══ Entries

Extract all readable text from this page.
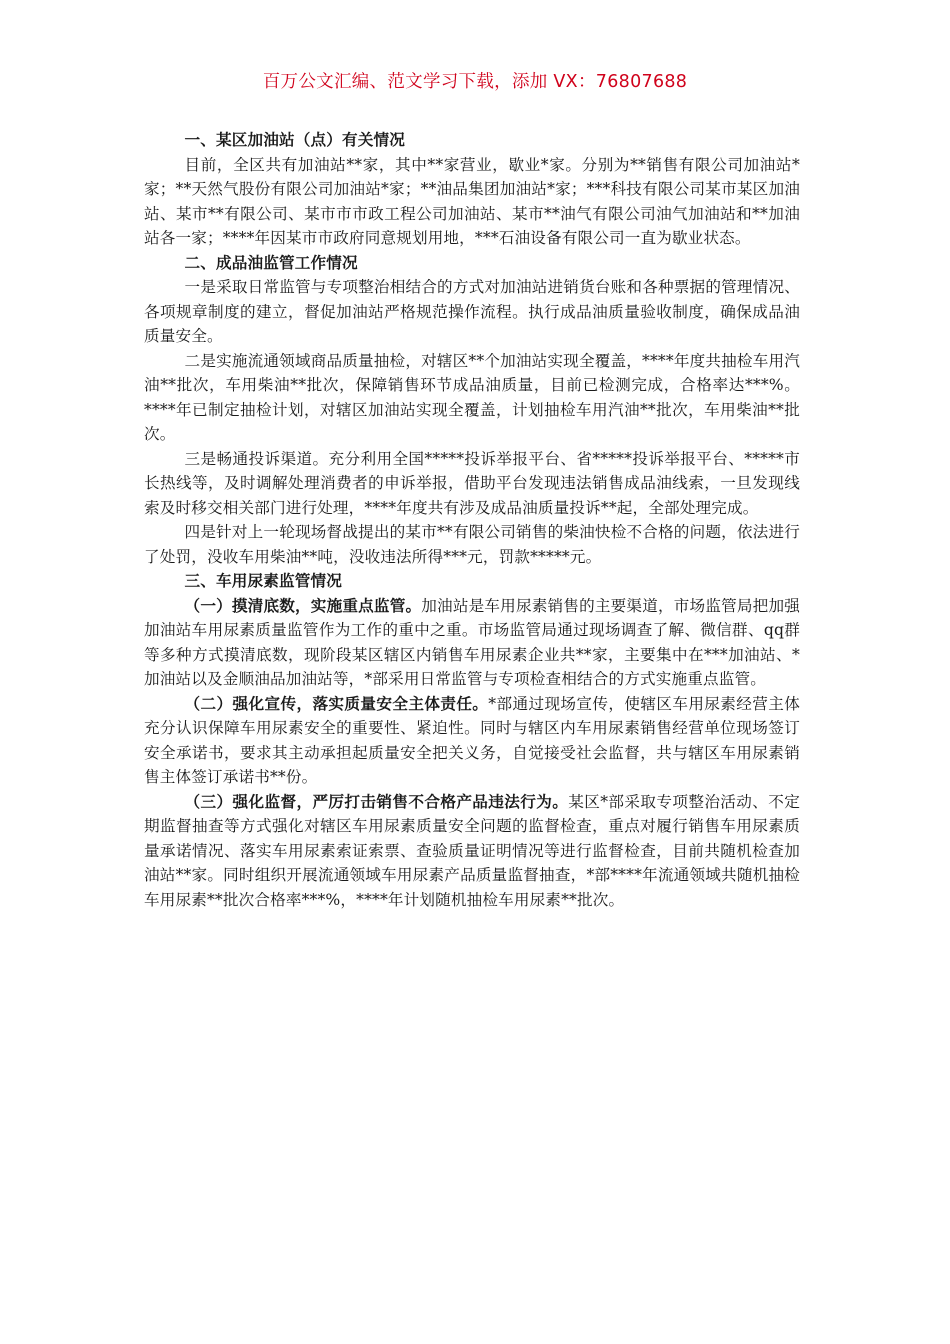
百万公文汇编、范文学习下载，添加 VX：76807688

一、某区加油站（点）有关情况

目前，全区共有加油站**家，其中**家营业，歇业*家。分别为**销售有限公司加油站*家；**天然气股份有限公司加油站*家；**油品集团加油站*家；***科技有限公司某市某区加油站、某市**有限公司、某市市市政工程公司加油站、某市**油气有限公司油气加油站和**加油站各一家；****年因某市市政府同意规划用地，***石油设备有限公司一直为歇业状态。

二、成品油监管工作情况

一是采取日常监管与专项整治相结合的方式对加油站进销货台账和各种票据的管理情况、各项规章制度的建立，督促加油站严格规范操作流程。执行成品油质量验收制度，确保成品油质量安全。

二是实施流通领域商品质量抽检，对辖区**个加油站实现全覆盖，****年度共抽检车用汽油**批次，车用柴油**批次，保障销售环节成品油质量，目前已检测完成，合格率达***%。****年已制定抽检计划，对辖区加油站实现全覆盖，计划抽检车用汽油**批次，车用柴油**批次。

三是畅通投诉渠道。充分利用全国*****投诉举报平台、省*****投诉举报平台、*****市长热线等，及时调解处理消费者的申诉举报，借助平台发现违法销售成品油线索，一旦发现线索及时移交相关部门进行处理，****年度共有涉及成品油质量投诉**起，全部处理完成。

四是针对上一轮现场督战提出的某市**有限公司销售的柴油快检不合格的问题，依法进行了处罚，没收车用柴油**吨，没收违法所得***元，罚款*****元。

三、车用尿素监管情况

（一）摸清底数，实施重点监管。加油站是车用尿素销售的主要渠道，市场监管局把加强加油站车用尿素质量监管作为工作的重中之重。市场监管局通过现场调查了解、微信群、qq群等多种方式摸清底数，现阶段某区辖区内销售车用尿素企业共**家，主要集中在***加油站、*加油站以及金顺油品加油站等，*部采用日常监管与专项检查相结合的方式实施重点监管。

（二）强化宣传，落实质量安全主体责任。*部通过现场宣传，使辖区车用尿素经营主体充分认识保障车用尿素安全的重要性、紧迫性。同时与辖区内车用尿素销售经营单位现场签订安全承诺书，要求其主动承担起质量安全把关义务，自觉接受社会监督，共与辖区车用尿素销售主体签订承诺书**份。

（三）强化监督，严厉打击销售不合格产品违法行为。某区*部采取专项整治活动、不定期监督抽查等方式强化对辖区车用尿素质量安全问题的监督检查，重点对履行销售车用尿素质量承诺情况、落实车用尿素索证索票、查验质量证明情况等进行监督检查，目前共随机检查加油站**家。同时组织开展流通领域车用尿素产品质量监督抽查，*部****年流通领域共随机抽检车用尿素**批次合格率***%，****年计划随机抽检车用尿素**批次。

════

Transcribe the records verbatim and omit the images.

Extract all readable text from this page.
百万公文汇编、范文学习下载，添加 VX：76807688

一、某区加油站（点）有关情况

目前，全区共有加油站**家，其中**家营业，歇业*家。分别为**销售有限公司加油站*家；**天然气股份有限公司加油站*家；**油品集团加油站*家；***科技有限公司某市某区加油站、某市**有限公司、某市市市政工程公司加油站、某市**油气有限公司油气加油站和**加油站各一家；****年因某市市政府同意规划用地，***石油设备有限公司一直为歇业状态。

二、成品油监管工作情况

一是采取日常监管与专项整治相结合的方式对加油站进销货台账和各种票据的管理情况、各项规章制度的建立，督促加油站严格规范操作流程。执行成品油质量验收制度，确保成品油质量安全。

二是实施流通领域商品质量抽检，对辖区**个加油站实现全覆盖，****年度共抽检车用汽油**批次，车用柴油**批次，保障销售环节成品油质量，目前已检测完成，合格率达***%。****年已制定抽检计划，对辖区加油站实现全覆盖，计划抽检车用汽油**批次，车用柴油**批次。

三是畅通投诉渠道。充分利用全国*****投诉举报平台、省*****投诉举报平台、*****市长热线等，及时调解处理消费者的申诉举报，借助平台发现违法销售成品油线索，一旦发现线索及时移交相关部门进行处理，****年度共有涉及成品油质量投诉**起，全部处理完成。

四是针对上一轮现场督战提出的某市**有限公司销售的柴油快检不合格的问题，依法进行了处罚，没收车用柴油**吨，没收违法所得***元，罚款*****元。

三、车用尿素监管情况

（一）摸清底数，实施重点监管。加油站是车用尿素销售的主要渠道，市场监管局把加强加油站车用尿素质量监管作为工作的重中之重。市场监管局通过现场调查了解、微信群、qq群等多种方式摸清底数，现阶段某区辖区内销售车用尿素企业共**家，主要集中在***加油站、*加油站以及金顺油品加油站等，*部采用日常监管与专项检查相结合的方式实施重点监管。

（二）强化宣传，落实质量安全主体责任。*部通过现场宣传，使辖区车用尿素经营主体充分认识保障车用尿素安全的重要性、紧迫性。同时与辖区内车用尿素销售经营单位现场签订安全承诺书，要求其主动承担起质量安全把关义务，自觉接受社会监督，共与辖区车用尿素销售主体签订承诺书**份。

（三）强化监督，严厉打击销售不合格产品违法行为。某区*部采取专项整治活动、不定期监督抽查等方式强化对辖区车用尿素质量安全问题的监督检查，重点对履行销售车用尿素质量承诺情况、落实车用尿素索证索票、查验质量证明情况等进行监督检查，目前共随机检查加油站**家。同时组织开展流通领域车用尿素产品质量监督抽查，*部****年流通领域共随机抽检车用尿素**批次合格率***%，****年计划随机抽检车用尿素**批次。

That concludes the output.